== Provided entries ==
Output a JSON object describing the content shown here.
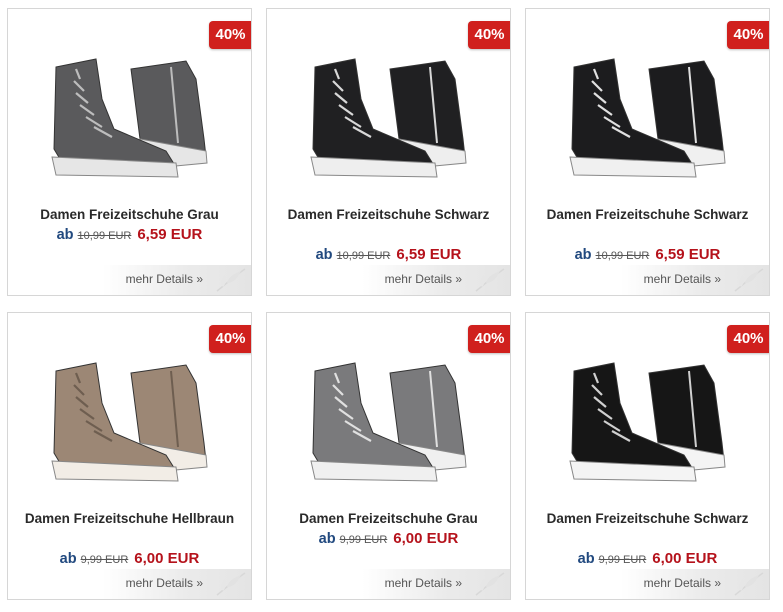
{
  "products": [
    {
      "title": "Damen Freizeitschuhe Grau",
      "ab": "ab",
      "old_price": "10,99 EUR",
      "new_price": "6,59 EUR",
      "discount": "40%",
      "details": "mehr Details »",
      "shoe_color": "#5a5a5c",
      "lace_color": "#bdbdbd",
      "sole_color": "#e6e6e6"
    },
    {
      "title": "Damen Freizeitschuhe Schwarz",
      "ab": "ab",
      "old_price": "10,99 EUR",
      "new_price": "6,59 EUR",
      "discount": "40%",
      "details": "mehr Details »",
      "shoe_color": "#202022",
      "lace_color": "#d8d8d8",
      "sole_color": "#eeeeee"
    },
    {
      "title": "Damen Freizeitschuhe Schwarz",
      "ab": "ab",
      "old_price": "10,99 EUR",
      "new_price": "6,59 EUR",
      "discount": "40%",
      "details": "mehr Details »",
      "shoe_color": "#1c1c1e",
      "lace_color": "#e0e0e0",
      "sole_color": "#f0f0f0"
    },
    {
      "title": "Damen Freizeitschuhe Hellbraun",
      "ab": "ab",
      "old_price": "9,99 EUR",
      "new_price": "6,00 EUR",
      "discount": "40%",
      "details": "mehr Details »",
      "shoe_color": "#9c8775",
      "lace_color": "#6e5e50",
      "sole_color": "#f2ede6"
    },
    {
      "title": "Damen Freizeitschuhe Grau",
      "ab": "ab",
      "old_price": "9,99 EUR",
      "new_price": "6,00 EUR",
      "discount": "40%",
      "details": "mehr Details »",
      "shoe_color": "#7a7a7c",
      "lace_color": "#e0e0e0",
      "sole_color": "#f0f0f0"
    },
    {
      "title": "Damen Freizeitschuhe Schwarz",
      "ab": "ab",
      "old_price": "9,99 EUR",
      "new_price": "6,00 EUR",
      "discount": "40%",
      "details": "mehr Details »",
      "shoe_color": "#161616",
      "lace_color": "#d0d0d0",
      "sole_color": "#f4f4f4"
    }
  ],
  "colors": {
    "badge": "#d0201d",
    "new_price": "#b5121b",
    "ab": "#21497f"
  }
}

== Given task ==
Quote every entry exactly, with the pictures omitted.

== Answer in full ==
Output a JSON object describing the content shown here.
{
  "products": [
    {
      "title": "Damen Freizeitschuhe Grau",
      "ab": "ab",
      "old_price": "10,99 EUR",
      "new_price": "6,59 EUR",
      "discount": "40%",
      "details": "mehr Details »",
      "shoe_color": "#5a5a5c",
      "lace_color": "#bdbdbd",
      "sole_color": "#e6e6e6"
    },
    {
      "title": "Damen Freizeitschuhe Schwarz",
      "ab": "ab",
      "old_price": "10,99 EUR",
      "new_price": "6,59 EUR",
      "discount": "40%",
      "details": "mehr Details »",
      "shoe_color": "#202022",
      "lace_color": "#d8d8d8",
      "sole_color": "#eeeeee"
    },
    {
      "title": "Damen Freizeitschuhe Schwarz",
      "ab": "ab",
      "old_price": "10,99 EUR",
      "new_price": "6,59 EUR",
      "discount": "40%",
      "details": "mehr Details »",
      "shoe_color": "#1c1c1e",
      "lace_color": "#e0e0e0",
      "sole_color": "#f0f0f0"
    },
    {
      "title": "Damen Freizeitschuhe Hellbraun",
      "ab": "ab",
      "old_price": "9,99 EUR",
      "new_price": "6,00 EUR",
      "discount": "40%",
      "details": "mehr Details »",
      "shoe_color": "#9c8775",
      "lace_color": "#6e5e50",
      "sole_color": "#f2ede6"
    },
    {
      "title": "Damen Freizeitschuhe Grau",
      "ab": "ab",
      "old_price": "9,99 EUR",
      "new_price": "6,00 EUR",
      "discount": "40%",
      "details": "mehr Details »",
      "shoe_color": "#7a7a7c",
      "lace_color": "#e0e0e0",
      "sole_color": "#f0f0f0"
    },
    {
      "title": "Damen Freizeitschuhe Schwarz",
      "ab": "ab",
      "old_price": "9,99 EUR",
      "new_price": "6,00 EUR",
      "discount": "40%",
      "details": "mehr Details »",
      "shoe_color": "#161616",
      "lace_color": "#d0d0d0",
      "sole_color": "#f4f4f4"
    }
  ],
  "colors": {
    "badge": "#d0201d",
    "new_price": "#b5121b",
    "ab": "#21497f"
  }
}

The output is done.